• Direction
The exercise asks for every line of the data to be reproduced exactly.

(Figure data in JSON)
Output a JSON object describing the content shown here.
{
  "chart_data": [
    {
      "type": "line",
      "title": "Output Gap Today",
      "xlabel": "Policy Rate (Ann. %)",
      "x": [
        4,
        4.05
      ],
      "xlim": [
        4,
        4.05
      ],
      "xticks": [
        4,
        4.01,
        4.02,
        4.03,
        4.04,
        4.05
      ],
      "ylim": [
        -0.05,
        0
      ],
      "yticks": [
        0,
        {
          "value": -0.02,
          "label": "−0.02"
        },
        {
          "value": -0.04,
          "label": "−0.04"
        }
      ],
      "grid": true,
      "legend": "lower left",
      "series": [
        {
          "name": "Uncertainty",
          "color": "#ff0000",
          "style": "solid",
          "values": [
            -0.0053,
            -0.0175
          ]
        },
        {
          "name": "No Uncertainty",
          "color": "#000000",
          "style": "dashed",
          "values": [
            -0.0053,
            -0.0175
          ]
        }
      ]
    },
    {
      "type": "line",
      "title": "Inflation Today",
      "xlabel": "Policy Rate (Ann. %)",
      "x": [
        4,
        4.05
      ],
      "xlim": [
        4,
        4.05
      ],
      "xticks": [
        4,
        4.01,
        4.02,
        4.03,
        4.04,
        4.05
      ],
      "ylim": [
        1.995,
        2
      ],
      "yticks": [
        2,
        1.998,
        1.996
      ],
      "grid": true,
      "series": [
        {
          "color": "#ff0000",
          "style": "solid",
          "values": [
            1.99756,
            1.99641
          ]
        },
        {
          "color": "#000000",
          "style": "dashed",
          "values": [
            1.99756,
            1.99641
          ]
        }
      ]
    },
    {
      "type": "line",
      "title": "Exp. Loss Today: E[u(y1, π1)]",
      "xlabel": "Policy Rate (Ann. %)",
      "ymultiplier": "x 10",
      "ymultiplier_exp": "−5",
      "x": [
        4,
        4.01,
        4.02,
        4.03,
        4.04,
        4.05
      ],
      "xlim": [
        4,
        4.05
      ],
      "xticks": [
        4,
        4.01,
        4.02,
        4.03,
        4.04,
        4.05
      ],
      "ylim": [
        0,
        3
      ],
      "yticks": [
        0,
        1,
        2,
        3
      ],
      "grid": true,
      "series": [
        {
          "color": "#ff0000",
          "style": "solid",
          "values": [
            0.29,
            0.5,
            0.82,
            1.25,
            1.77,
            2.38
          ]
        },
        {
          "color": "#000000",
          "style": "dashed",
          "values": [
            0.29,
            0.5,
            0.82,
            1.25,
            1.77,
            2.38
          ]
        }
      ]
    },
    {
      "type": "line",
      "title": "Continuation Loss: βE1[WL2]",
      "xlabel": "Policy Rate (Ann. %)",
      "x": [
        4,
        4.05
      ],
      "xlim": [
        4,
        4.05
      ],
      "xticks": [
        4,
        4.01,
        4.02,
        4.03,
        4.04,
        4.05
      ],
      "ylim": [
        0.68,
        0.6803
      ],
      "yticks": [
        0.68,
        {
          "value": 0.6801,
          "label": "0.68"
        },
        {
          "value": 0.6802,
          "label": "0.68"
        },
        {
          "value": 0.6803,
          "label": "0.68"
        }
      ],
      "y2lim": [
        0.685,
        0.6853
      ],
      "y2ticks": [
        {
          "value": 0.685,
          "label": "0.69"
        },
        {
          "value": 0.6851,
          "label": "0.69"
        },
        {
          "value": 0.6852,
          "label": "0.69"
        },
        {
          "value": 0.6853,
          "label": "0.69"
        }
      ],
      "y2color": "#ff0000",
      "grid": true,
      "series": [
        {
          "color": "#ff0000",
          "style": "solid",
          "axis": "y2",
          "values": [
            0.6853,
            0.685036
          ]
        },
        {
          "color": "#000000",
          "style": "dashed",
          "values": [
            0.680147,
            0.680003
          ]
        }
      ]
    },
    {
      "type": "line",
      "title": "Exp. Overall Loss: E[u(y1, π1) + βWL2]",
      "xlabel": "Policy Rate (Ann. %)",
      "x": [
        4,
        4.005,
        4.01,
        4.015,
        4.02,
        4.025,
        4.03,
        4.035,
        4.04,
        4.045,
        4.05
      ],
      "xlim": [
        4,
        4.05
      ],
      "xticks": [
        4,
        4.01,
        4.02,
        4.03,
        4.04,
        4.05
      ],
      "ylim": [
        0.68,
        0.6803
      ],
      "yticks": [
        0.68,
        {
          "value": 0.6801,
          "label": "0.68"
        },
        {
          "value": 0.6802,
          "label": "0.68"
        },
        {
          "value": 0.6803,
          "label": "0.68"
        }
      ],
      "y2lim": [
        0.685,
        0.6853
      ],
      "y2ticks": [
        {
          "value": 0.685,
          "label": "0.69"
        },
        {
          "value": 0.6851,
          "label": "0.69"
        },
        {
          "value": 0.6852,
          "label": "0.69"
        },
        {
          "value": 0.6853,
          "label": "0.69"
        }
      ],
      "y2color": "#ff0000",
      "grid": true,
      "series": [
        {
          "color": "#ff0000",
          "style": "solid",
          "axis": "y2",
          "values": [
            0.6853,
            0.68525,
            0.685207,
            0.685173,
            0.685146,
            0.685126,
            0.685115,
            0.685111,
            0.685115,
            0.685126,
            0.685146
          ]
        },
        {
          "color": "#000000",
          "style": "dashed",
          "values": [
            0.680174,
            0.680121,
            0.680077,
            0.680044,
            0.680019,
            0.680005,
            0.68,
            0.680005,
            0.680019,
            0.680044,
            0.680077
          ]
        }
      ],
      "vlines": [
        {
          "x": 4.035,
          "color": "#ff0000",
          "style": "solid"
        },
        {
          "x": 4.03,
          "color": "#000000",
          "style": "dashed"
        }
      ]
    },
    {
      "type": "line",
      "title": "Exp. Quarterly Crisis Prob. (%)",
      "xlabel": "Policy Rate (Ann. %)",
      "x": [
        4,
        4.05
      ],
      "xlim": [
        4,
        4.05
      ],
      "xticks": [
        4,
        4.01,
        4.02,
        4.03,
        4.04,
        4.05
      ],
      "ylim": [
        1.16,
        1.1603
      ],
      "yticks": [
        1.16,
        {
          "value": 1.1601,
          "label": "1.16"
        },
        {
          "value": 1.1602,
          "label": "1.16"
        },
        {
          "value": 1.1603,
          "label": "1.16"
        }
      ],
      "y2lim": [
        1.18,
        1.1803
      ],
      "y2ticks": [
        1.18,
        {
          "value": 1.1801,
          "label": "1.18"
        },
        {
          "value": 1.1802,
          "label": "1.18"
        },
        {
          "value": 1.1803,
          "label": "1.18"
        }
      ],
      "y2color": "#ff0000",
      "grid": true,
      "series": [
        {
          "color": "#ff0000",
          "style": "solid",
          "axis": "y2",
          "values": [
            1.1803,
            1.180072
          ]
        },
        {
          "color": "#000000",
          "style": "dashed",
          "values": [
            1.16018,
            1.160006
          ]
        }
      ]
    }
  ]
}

• Reply
Output a JSON object describing the content shown here.
{
  "chart_data": [
    {
      "type": "line",
      "title": "Output Gap Today",
      "xlabel": "Policy Rate (Ann. %)",
      "x": [
        4,
        4.05
      ],
      "xlim": [
        4,
        4.05
      ],
      "xticks": [
        4,
        4.01,
        4.02,
        4.03,
        4.04,
        4.05
      ],
      "ylim": [
        -0.05,
        0
      ],
      "yticks": [
        0,
        {
          "value": -0.02,
          "label": "−0.02"
        },
        {
          "value": -0.04,
          "label": "−0.04"
        }
      ],
      "grid": true,
      "legend": "lower left",
      "series": [
        {
          "name": "Uncertainty",
          "color": "#ff0000",
          "style": "solid",
          "values": [
            -0.0053,
            -0.0175
          ]
        },
        {
          "name": "No Uncertainty",
          "color": "#000000",
          "style": "dashed",
          "values": [
            -0.0053,
            -0.0175
          ]
        }
      ]
    },
    {
      "type": "line",
      "title": "Inflation Today",
      "xlabel": "Policy Rate (Ann. %)",
      "x": [
        4,
        4.05
      ],
      "xlim": [
        4,
        4.05
      ],
      "xticks": [
        4,
        4.01,
        4.02,
        4.03,
        4.04,
        4.05
      ],
      "ylim": [
        1.995,
        2
      ],
      "yticks": [
        2,
        1.998,
        1.996
      ],
      "grid": true,
      "series": [
        {
          "color": "#ff0000",
          "style": "solid",
          "values": [
            1.99756,
            1.99641
          ]
        },
        {
          "color": "#000000",
          "style": "dashed",
          "values": [
            1.99756,
            1.99641
          ]
        }
      ]
    },
    {
      "type": "line",
      "title": "Exp. Loss Today: E[u(y1, π1)]",
      "xlabel": "Policy Rate (Ann. %)",
      "ymultiplier": "x 10",
      "ymultiplier_exp": "−5",
      "x": [
        4,
        4.01,
        4.02,
        4.03,
        4.04,
        4.05
      ],
      "xlim": [
        4,
        4.05
      ],
      "xticks": [
        4,
        4.01,
        4.02,
        4.03,
        4.04,
        4.05
      ],
      "ylim": [
        0,
        3
      ],
      "yticks": [
        0,
        1,
        2,
        3
      ],
      "grid": true,
      "series": [
        {
          "color": "#ff0000",
          "style": "solid",
          "values": [
            0.29,
            0.5,
            0.82,
            1.25,
            1.77,
            2.38
          ]
        },
        {
          "color": "#000000",
          "style": "dashed",
          "values": [
            0.29,
            0.5,
            0.82,
            1.25,
            1.77,
            2.38
          ]
        }
      ]
    },
    {
      "type": "line",
      "title": "Continuation Loss: βE1[WL2]",
      "xlabel": "Policy Rate (Ann. %)",
      "x": [
        4,
        4.05
      ],
      "xlim": [
        4,
        4.05
      ],
      "xticks": [
        4,
        4.01,
        4.02,
        4.03,
        4.04,
        4.05
      ],
      "ylim": [
        0.68,
        0.6803
      ],
      "yticks": [
        0.68,
        {
          "value": 0.6801,
          "label": "0.68"
        },
        {
          "value": 0.6802,
          "label": "0.68"
        },
        {
          "value": 0.6803,
          "label": "0.68"
        }
      ],
      "y2lim": [
        0.685,
        0.6853
      ],
      "y2ticks": [
        {
          "value": 0.685,
          "label": "0.69"
        },
        {
          "value": 0.6851,
          "label": "0.69"
        },
        {
          "value": 0.6852,
          "label": "0.69"
        },
        {
          "value": 0.6853,
          "label": "0.69"
        }
      ],
      "y2color": "#ff0000",
      "grid": true,
      "series": [
        {
          "color": "#ff0000",
          "style": "solid",
          "axis": "y2",
          "values": [
            0.6853,
            0.685036
          ]
        },
        {
          "color": "#000000",
          "style": "dashed",
          "values": [
            0.680147,
            0.680003
          ]
        }
      ]
    },
    {
      "type": "line",
      "title": "Exp. Overall Loss: E[u(y1, π1) + βWL2]",
      "xlabel": "Policy Rate (Ann. %)",
      "x": [
        4,
        4.005,
        4.01,
        4.015,
        4.02,
        4.025,
        4.03,
        4.035,
        4.04,
        4.045,
        4.05
      ],
      "xlim": [
        4,
        4.05
      ],
      "xticks": [
        4,
        4.01,
        4.02,
        4.03,
        4.04,
        4.05
      ],
      "ylim": [
        0.68,
        0.6803
      ],
      "yticks": [
        0.68,
        {
          "value": 0.6801,
          "label": "0.68"
        },
        {
          "value": 0.6802,
          "label": "0.68"
        },
        {
          "value": 0.6803,
          "label": "0.68"
        }
      ],
      "y2lim": [
        0.685,
        0.6853
      ],
      "y2ticks": [
        {
          "value": 0.685,
          "label": "0.69"
        },
        {
          "value": 0.6851,
          "label": "0.69"
        },
        {
          "value": 0.6852,
          "label": "0.69"
        },
        {
          "value": 0.6853,
          "label": "0.69"
        }
      ],
      "y2color": "#ff0000",
      "grid": true,
      "series": [
        {
          "color": "#ff0000",
          "style": "solid",
          "axis": "y2",
          "values": [
            0.6853,
            0.68525,
            0.685207,
            0.685173,
            0.685146,
            0.685126,
            0.685115,
            0.685111,
            0.685115,
            0.685126,
            0.685146
          ]
        },
        {
          "color": "#000000",
          "style": "dashed",
          "values": [
            0.680174,
            0.680121,
            0.680077,
            0.680044,
            0.680019,
            0.680005,
            0.68,
            0.680005,
            0.680019,
            0.680044,
            0.680077
          ]
        }
      ],
      "vlines": [
        {
          "x": 4.035,
          "color": "#ff0000",
          "style": "solid"
        },
        {
          "x": 4.03,
          "color": "#000000",
          "style": "dashed"
        }
      ]
    },
    {
      "type": "line",
      "title": "Exp. Quarterly Crisis Prob. (%)",
      "xlabel": "Policy Rate (Ann. %)",
      "x": [
        4,
        4.05
      ],
      "xlim": [
        4,
        4.05
      ],
      "xticks": [
        4,
        4.01,
        4.02,
        4.03,
        4.04,
        4.05
      ],
      "ylim": [
        1.16,
        1.1603
      ],
      "yticks": [
        1.16,
        {
          "value": 1.1601,
          "label": "1.16"
        },
        {
          "value": 1.1602,
          "label": "1.16"
        },
        {
          "value": 1.1603,
          "label": "1.16"
        }
      ],
      "y2lim": [
        1.18,
        1.1803
      ],
      "y2ticks": [
        1.18,
        {
          "value": 1.1801,
          "label": "1.18"
        },
        {
          "value": 1.1802,
          "label": "1.18"
        },
        {
          "value": 1.1803,
          "label": "1.18"
        }
      ],
      "y2color": "#ff0000",
      "grid": true,
      "series": [
        {
          "color": "#ff0000",
          "style": "solid",
          "axis": "y2",
          "values": [
            1.1803,
            1.180072
          ]
        },
        {
          "color": "#000000",
          "style": "dashed",
          "values": [
            1.16018,
            1.160006
          ]
        }
      ]
    }
  ]
}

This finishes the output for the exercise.